Data items
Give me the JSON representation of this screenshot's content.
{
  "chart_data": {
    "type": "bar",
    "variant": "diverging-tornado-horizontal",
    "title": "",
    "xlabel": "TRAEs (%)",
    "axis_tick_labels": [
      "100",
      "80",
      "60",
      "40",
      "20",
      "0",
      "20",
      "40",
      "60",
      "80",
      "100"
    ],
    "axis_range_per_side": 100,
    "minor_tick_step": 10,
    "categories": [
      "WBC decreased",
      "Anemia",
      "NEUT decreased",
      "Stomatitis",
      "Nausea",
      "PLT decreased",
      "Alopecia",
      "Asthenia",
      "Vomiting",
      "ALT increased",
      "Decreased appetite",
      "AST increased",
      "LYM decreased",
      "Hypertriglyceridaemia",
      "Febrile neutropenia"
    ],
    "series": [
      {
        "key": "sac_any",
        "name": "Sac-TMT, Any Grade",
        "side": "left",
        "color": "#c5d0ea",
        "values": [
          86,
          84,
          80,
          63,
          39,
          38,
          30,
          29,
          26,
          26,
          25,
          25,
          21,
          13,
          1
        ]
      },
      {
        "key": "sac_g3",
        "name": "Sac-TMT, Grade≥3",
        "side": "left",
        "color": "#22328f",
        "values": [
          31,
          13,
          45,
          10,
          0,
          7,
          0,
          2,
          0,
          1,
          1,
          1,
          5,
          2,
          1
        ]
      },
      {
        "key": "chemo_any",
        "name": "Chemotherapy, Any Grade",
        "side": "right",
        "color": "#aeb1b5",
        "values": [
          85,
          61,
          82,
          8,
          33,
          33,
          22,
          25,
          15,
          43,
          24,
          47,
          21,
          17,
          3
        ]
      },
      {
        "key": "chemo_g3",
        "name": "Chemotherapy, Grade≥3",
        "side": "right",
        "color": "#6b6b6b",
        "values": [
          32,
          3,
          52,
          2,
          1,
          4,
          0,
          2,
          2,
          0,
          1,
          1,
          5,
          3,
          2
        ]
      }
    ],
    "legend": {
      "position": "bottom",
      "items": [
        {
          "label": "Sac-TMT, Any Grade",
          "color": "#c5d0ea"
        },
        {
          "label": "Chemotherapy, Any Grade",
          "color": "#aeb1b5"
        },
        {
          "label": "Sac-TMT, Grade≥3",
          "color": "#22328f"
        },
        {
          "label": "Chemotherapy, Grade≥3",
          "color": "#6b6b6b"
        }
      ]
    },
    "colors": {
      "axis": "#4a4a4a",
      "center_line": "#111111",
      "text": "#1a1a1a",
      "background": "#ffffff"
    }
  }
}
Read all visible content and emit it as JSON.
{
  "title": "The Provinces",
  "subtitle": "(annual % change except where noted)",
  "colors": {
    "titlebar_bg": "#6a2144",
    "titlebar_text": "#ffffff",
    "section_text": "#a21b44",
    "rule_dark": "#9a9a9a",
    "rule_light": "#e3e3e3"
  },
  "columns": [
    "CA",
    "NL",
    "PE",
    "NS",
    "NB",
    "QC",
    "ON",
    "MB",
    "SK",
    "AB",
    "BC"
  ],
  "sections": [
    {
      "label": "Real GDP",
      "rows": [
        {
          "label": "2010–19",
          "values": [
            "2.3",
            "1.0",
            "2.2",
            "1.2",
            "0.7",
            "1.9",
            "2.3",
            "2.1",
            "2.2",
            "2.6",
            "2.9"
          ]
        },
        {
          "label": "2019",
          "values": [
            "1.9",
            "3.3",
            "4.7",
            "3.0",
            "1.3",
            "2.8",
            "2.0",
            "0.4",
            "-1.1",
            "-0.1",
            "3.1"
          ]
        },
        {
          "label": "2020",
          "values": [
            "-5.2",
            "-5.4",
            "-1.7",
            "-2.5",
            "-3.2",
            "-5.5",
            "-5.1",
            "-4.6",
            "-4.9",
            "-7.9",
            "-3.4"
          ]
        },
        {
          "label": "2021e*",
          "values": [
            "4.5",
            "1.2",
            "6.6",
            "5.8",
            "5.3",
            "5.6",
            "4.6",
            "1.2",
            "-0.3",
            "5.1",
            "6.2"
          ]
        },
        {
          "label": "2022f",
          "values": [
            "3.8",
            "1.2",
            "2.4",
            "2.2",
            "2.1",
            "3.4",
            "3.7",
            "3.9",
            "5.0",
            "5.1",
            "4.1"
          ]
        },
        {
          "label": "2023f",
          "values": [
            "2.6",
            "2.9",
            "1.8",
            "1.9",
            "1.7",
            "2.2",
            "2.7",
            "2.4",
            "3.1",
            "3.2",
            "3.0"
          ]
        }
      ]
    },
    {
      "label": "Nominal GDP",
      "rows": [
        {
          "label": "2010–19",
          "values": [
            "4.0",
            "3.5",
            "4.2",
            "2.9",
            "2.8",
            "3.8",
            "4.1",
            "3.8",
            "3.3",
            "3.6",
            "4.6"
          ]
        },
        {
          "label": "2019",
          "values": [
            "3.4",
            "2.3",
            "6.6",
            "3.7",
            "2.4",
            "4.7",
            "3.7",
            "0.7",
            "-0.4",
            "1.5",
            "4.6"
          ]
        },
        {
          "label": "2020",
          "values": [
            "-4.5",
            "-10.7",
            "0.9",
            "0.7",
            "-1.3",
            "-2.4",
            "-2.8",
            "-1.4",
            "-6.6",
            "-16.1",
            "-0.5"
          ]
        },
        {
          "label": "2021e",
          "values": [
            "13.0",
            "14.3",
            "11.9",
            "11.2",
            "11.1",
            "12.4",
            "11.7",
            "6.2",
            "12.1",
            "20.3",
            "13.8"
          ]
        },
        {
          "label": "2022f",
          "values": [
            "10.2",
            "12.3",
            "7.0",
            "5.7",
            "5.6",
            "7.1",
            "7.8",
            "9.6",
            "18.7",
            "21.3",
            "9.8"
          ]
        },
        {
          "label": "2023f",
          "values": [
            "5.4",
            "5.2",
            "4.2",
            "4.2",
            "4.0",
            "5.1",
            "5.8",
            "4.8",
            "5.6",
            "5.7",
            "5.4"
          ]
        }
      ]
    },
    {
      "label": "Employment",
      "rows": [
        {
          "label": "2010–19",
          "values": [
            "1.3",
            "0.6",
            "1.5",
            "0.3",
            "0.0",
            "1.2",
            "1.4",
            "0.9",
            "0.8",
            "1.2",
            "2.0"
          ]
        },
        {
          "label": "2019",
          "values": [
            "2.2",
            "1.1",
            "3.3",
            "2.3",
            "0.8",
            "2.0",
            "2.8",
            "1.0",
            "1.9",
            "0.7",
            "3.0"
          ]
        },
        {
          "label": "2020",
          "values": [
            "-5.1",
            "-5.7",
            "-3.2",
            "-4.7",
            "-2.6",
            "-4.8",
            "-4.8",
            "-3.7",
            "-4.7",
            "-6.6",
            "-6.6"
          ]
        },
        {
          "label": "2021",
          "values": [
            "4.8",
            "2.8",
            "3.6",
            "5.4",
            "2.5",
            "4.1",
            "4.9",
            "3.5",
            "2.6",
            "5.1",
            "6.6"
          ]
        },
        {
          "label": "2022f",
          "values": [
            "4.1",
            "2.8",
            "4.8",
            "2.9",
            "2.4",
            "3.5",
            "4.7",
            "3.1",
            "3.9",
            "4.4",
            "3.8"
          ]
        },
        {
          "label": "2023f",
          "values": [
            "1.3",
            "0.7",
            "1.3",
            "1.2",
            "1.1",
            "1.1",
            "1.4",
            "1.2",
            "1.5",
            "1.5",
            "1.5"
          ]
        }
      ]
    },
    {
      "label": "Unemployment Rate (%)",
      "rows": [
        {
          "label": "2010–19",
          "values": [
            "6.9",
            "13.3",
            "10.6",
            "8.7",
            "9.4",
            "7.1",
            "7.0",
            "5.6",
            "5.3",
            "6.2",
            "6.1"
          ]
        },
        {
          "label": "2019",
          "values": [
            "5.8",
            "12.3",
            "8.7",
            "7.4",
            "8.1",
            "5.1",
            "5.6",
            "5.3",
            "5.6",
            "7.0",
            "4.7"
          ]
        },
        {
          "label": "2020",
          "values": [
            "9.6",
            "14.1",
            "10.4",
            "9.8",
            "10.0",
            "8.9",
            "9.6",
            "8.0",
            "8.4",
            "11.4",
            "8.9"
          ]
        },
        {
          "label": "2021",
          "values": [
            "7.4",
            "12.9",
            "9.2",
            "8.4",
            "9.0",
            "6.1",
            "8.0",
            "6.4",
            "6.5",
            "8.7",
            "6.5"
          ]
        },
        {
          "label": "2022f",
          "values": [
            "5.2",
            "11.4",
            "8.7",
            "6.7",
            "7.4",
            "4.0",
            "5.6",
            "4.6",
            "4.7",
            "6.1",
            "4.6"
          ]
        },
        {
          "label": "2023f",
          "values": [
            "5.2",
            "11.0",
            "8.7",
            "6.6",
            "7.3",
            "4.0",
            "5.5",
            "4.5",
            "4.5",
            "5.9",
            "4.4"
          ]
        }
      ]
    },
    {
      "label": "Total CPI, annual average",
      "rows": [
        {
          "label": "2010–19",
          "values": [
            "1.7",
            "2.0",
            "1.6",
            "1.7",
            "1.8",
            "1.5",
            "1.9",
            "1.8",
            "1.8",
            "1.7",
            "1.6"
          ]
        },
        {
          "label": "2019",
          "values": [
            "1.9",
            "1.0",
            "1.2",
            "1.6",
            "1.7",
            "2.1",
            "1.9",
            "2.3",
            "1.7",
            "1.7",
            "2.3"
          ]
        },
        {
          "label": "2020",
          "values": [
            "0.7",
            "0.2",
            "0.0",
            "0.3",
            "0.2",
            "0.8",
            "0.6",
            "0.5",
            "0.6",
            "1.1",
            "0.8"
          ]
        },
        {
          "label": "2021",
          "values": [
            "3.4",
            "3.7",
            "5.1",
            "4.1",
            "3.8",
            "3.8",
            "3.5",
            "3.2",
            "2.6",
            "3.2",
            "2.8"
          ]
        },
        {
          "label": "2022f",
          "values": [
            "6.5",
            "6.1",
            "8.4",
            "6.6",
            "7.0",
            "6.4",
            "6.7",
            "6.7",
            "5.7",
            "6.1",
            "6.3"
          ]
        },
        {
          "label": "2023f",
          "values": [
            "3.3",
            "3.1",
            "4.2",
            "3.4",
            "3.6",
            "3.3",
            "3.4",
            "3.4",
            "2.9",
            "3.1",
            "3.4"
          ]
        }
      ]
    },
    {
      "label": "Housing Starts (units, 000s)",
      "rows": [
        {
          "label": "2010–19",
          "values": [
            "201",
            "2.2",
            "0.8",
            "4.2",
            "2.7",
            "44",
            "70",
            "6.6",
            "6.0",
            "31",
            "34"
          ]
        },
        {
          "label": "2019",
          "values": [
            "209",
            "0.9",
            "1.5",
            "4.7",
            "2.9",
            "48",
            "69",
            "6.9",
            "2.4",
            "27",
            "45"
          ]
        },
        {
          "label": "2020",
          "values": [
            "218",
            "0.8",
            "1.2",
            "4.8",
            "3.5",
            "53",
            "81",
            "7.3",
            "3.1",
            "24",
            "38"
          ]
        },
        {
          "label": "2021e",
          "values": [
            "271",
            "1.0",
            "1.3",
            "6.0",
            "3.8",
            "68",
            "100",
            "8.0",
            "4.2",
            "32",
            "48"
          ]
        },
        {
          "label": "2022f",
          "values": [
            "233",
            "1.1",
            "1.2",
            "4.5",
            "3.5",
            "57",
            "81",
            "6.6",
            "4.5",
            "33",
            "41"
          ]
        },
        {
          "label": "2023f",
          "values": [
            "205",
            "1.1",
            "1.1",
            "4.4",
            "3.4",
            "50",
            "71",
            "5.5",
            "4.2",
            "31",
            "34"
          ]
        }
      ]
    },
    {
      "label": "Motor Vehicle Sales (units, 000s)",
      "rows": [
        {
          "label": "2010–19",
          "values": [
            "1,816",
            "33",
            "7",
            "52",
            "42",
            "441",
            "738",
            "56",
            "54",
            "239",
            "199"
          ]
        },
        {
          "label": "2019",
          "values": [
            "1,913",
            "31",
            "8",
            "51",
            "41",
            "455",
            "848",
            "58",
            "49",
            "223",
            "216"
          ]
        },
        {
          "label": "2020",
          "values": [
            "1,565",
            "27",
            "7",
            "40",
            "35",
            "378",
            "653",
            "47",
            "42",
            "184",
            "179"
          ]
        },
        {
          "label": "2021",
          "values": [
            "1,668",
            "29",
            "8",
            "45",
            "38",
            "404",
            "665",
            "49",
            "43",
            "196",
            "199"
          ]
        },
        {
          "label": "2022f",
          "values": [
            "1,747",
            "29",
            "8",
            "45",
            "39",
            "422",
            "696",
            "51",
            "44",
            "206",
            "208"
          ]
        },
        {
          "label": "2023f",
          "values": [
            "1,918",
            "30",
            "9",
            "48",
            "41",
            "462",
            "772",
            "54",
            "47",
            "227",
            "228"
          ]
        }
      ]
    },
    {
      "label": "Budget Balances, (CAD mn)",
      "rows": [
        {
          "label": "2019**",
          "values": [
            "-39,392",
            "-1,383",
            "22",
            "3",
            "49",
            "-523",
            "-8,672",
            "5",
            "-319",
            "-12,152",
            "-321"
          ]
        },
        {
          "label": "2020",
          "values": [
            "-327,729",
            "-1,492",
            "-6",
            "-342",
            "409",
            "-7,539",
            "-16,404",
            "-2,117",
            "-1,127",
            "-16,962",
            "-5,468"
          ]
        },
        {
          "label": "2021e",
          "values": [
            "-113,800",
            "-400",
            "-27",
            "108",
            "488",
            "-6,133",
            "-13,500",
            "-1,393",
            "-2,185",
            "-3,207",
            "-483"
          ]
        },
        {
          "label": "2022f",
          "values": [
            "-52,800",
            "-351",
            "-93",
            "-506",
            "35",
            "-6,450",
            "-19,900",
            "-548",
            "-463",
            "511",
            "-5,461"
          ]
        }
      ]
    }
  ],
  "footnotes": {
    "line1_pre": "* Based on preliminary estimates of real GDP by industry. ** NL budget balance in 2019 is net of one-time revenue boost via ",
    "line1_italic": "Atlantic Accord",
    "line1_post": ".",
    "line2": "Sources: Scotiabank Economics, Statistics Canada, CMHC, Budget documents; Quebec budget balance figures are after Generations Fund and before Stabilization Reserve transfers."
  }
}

> [Exercise objective]
Find the lines containing "Grade" and pull them out.

> [Solved problem]
        "name": "Sac-TMT, Any Grade",
        "name": "Sac-TMT, Grade≥3",
        "name": "Chemotherapy, Any Grade",
        "name": "Chemotherapy, Grade≥3",
          "label": "Sac-TMT, Any Grade",
          "label": "Chemotherapy, Any Grade",
          "label": "Sac-TMT, Grade≥3",
          "label": "Chemotherapy, Grade≥3",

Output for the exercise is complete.